PROMPT: Find each line containing the string "February" and return it.
* begin *
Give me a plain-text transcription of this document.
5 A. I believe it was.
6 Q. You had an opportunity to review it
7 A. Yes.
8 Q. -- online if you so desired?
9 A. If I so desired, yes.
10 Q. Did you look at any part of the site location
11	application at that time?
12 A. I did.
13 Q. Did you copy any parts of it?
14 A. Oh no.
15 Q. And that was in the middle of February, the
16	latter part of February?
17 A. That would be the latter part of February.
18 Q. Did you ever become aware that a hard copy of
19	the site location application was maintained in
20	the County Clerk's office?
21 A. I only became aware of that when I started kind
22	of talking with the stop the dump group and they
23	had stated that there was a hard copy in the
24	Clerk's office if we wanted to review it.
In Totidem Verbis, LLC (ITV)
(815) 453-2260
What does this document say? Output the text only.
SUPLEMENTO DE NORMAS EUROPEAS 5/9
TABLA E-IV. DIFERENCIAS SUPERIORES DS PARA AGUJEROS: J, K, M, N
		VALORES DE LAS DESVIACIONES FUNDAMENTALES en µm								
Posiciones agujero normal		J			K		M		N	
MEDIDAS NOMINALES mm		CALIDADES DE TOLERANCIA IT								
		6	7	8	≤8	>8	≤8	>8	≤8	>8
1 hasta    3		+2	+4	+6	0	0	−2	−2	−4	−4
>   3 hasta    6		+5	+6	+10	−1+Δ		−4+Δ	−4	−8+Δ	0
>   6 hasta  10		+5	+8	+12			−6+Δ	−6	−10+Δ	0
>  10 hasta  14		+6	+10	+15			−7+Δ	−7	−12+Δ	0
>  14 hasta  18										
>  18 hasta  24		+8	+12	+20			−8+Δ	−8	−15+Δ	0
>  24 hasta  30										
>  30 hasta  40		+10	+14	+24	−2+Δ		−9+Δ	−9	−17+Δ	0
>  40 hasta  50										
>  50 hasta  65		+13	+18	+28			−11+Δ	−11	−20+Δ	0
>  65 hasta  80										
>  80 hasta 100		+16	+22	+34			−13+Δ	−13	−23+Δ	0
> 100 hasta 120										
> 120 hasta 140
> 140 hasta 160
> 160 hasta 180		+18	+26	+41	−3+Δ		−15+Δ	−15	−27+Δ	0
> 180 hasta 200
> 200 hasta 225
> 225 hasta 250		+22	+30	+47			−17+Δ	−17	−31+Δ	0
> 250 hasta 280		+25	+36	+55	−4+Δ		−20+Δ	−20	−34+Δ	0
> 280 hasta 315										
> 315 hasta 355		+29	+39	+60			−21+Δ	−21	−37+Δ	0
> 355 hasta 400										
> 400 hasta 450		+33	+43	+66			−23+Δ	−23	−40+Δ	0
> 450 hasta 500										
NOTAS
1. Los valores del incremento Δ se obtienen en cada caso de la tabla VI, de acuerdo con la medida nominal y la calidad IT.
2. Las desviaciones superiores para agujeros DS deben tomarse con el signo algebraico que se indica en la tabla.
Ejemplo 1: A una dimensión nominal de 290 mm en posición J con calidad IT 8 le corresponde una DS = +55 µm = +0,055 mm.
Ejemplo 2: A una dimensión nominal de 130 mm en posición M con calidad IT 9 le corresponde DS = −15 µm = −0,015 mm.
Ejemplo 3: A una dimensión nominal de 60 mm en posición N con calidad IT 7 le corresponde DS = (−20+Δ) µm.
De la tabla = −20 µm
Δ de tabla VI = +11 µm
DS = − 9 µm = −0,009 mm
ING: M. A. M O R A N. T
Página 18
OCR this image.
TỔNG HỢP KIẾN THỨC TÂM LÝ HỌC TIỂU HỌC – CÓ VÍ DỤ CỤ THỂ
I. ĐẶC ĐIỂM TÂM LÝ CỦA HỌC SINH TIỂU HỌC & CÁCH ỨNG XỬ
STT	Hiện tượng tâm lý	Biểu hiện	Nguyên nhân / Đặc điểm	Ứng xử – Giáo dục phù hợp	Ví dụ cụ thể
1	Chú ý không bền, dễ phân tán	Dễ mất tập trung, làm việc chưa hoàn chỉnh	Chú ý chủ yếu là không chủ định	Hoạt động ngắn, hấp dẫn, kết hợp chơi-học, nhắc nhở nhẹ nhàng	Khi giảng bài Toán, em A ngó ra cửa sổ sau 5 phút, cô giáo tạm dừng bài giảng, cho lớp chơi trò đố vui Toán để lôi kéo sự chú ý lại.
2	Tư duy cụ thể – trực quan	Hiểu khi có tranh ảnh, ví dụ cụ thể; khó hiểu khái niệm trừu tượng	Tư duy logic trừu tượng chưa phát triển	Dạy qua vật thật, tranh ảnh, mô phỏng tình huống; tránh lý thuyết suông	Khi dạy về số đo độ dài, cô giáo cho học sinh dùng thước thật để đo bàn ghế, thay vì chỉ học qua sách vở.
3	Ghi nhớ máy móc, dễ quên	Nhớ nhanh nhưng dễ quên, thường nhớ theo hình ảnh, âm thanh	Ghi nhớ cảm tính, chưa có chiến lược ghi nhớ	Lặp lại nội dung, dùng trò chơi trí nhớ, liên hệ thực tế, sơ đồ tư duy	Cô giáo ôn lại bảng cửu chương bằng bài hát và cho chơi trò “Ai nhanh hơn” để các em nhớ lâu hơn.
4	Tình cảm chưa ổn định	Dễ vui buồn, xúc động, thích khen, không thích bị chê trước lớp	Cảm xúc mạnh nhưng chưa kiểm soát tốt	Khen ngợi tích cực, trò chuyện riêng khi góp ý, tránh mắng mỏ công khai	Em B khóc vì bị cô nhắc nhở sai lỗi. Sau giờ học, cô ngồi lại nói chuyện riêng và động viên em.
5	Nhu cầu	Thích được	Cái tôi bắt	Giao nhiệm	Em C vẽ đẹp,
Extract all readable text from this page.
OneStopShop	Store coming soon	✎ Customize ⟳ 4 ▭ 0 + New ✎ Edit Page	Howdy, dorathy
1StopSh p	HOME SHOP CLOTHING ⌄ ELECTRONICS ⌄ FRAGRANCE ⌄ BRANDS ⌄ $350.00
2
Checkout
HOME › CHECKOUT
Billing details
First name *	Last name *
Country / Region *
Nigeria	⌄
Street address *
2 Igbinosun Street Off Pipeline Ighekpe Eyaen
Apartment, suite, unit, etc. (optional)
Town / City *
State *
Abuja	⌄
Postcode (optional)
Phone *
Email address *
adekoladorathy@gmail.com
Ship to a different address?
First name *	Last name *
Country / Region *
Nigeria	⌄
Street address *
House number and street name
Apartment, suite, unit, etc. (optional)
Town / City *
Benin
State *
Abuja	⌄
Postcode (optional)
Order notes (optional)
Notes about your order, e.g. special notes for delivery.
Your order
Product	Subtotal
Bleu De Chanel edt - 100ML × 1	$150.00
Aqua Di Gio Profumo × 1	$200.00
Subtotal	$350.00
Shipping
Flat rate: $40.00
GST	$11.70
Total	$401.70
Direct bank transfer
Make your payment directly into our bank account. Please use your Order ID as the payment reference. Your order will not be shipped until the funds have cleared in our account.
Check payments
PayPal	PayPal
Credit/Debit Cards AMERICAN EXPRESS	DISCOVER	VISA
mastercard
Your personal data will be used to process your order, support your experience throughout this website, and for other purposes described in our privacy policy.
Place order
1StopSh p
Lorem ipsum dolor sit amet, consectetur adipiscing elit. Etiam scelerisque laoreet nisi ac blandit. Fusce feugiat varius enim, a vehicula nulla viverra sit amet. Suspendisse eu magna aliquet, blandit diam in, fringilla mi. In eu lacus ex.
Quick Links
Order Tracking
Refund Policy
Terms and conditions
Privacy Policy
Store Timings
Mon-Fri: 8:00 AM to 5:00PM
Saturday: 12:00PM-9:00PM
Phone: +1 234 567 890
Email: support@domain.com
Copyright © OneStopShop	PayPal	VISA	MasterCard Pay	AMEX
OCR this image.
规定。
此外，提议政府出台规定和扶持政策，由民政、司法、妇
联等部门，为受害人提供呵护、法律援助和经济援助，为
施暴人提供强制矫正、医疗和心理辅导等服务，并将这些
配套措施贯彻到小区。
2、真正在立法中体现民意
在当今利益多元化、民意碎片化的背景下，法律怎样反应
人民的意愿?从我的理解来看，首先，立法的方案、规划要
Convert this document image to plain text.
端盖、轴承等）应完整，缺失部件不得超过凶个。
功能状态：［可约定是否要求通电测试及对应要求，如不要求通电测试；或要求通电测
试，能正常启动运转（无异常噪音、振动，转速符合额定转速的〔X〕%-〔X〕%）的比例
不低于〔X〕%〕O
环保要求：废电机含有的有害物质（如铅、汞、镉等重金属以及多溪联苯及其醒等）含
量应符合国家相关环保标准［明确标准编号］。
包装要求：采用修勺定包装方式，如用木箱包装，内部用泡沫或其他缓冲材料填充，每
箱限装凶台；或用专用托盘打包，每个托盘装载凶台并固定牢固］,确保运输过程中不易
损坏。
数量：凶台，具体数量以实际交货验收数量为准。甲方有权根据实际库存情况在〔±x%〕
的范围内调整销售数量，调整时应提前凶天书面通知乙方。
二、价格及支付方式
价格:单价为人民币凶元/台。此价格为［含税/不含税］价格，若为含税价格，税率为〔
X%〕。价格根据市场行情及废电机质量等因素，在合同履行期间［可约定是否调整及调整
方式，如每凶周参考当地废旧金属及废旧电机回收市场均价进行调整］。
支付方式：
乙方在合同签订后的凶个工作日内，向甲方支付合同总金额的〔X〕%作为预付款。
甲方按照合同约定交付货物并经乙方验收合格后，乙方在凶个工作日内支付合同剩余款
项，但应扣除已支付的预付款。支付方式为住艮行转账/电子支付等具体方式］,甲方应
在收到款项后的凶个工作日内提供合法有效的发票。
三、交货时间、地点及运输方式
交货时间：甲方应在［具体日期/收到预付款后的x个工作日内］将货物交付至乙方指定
* end *
RESULT FOR THIS TASK:
15 Q. And that was in the middle of February, the
16	latter part of February?
17 A. That would be the latter part of February.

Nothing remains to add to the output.